- **WORK INSTRUCTIONS**
Count how many lines contain the word "waarin". Respond with the number alone.

- **EXTRACTED DATA**

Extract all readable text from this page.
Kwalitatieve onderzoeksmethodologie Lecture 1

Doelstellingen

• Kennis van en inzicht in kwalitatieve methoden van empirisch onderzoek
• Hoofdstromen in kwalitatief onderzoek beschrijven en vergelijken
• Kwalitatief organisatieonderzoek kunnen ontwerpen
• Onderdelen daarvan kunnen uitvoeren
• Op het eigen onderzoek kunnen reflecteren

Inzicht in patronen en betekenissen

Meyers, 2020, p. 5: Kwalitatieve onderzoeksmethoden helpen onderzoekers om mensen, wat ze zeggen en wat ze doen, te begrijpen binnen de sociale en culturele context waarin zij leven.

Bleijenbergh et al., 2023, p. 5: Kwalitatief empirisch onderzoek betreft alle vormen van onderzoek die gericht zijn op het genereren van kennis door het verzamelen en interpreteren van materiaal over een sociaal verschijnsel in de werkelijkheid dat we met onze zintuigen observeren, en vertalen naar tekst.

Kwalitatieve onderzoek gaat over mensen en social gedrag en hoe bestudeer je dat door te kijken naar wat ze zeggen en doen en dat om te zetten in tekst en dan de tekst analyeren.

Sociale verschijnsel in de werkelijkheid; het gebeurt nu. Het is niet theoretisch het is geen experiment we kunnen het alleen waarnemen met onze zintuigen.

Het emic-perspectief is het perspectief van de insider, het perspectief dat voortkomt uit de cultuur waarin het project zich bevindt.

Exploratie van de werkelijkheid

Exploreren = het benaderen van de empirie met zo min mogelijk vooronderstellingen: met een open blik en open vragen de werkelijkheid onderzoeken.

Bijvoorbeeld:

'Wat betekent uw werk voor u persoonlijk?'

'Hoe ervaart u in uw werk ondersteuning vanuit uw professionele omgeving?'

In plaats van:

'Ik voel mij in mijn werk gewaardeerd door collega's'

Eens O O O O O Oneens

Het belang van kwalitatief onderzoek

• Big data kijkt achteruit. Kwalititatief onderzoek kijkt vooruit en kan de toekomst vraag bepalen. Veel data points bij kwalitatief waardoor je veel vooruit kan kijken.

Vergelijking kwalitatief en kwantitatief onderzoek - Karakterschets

- **RESULT FOR THIS EXERCISE**
2